Provided text —
● ● ●

We would normally have approx 4,000 unique Field_Codes per
Dealer_Source_Data_Id.

The PK is correct, but not good for querying what we need to as it
would only be used when we specify both Dealer_Source_Data_Id and
Field_Code in order to return a value. Correct ? When I want more, it
would force a table scan if I'm correct. Proper indexing should allow
us to only need to scan 4,000 rows max using one index and 6,250 rows
using the other.
Ryan

Stu wrote:

Hey Ryan,

I can't think of any layman's resources for indexing strategies, but I
know that Kalen Delaney's book "Inside SQL Server" has some very good
explanations of how things work under the hood (including indexes);
might be useful.

However, I am a bit perplexed as to the need for 130+ indexes being
affected by a single stored procedure; is this because of the redundant
data structure per client? Can you post some sample table structures?
It sounds as if the clustered index is actually a poor candidate given
the volume of data and the amount of time to perform a bulk insert.

Stu
Ryan wrote:
I have a bit of a problem with regards an indexing strategy. Well,
basically there is no indexing strategy on a set of data I have at
work. Now, I didn't create the design as I would have allowed for this.

OK, so there is primary key (clustered) indexes (mainly composite
keys), but no other indexes on the tables. As you would expect, the
performance leaves a lot to be desired. A hell of a lot. We have
several million rows in a lot of the tables. None of the queries seem
to be overly complex so we can work through the applications at a later
stage.

● ● ●

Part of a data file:
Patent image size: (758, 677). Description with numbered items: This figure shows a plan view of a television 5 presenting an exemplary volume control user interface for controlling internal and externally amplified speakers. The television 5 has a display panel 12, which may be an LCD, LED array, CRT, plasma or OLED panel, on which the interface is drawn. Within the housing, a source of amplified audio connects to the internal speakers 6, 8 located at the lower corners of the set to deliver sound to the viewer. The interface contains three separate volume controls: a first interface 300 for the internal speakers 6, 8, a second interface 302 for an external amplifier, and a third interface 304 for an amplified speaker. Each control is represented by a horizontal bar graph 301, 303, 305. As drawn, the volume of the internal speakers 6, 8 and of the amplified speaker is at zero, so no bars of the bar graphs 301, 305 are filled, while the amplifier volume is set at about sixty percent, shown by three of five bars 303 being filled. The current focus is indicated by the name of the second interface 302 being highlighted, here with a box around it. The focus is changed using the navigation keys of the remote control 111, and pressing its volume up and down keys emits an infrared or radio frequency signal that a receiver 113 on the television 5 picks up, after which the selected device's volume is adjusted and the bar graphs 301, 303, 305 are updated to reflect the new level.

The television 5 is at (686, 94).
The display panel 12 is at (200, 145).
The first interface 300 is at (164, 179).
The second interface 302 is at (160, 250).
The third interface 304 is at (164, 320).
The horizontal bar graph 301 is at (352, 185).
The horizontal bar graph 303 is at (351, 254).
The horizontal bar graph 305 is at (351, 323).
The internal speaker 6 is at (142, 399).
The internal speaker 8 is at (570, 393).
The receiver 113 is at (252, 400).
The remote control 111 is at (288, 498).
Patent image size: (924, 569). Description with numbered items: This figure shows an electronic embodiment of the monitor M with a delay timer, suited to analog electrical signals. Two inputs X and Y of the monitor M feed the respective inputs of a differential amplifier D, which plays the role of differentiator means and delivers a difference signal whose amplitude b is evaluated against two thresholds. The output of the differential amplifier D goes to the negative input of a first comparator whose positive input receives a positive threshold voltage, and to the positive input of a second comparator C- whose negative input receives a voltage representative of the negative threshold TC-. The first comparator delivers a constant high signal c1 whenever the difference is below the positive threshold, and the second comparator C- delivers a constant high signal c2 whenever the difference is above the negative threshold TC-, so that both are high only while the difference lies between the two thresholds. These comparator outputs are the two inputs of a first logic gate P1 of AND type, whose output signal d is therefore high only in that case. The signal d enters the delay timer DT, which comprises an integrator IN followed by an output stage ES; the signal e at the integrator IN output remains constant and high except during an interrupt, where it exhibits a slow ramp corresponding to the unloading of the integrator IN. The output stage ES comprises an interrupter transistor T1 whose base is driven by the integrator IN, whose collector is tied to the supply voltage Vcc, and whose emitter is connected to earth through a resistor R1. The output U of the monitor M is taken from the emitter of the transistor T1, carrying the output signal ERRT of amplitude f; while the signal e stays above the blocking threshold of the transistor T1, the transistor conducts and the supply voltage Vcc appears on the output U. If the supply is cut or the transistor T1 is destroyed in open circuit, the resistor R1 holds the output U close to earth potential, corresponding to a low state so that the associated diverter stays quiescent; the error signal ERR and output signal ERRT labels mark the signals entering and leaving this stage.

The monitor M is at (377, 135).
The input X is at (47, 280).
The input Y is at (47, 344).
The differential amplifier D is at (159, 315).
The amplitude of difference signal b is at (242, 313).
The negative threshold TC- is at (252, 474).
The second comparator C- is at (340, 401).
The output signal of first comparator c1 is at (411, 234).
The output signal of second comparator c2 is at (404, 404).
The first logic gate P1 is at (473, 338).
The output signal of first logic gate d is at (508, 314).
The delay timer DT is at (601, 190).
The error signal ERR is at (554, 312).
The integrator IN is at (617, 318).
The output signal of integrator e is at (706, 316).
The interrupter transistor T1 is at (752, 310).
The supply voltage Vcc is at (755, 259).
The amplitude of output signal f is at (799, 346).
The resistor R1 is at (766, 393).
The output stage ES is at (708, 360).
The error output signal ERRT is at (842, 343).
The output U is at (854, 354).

● ● ●

Required work —
Give every person named in the SQL Server indexing discussion above.

Exercise result —
Ryan, Stu, Kalen Delaney